▼
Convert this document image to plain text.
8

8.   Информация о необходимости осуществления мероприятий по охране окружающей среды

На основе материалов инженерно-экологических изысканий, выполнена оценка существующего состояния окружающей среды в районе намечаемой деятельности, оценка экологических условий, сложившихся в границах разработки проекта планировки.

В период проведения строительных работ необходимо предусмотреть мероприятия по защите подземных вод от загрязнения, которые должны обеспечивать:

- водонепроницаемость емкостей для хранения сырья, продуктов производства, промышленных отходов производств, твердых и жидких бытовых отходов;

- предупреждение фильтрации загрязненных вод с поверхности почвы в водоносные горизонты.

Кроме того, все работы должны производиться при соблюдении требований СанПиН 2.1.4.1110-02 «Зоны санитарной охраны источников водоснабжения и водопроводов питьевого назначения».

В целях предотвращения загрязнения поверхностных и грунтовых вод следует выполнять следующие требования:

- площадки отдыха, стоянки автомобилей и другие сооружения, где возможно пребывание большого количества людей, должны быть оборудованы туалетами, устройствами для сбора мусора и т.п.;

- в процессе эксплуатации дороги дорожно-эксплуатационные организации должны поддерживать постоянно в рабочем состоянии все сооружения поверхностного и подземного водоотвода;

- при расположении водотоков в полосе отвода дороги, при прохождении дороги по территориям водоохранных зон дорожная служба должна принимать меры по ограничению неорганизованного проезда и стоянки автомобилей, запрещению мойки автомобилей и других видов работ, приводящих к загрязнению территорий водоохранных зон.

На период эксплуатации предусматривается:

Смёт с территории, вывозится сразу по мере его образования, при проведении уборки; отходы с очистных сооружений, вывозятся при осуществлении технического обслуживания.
▲
REQUEST:
Each line of the material that holds the string "сооружения" counts once; give the total alone.

ANSWER TO THIS TASK:
2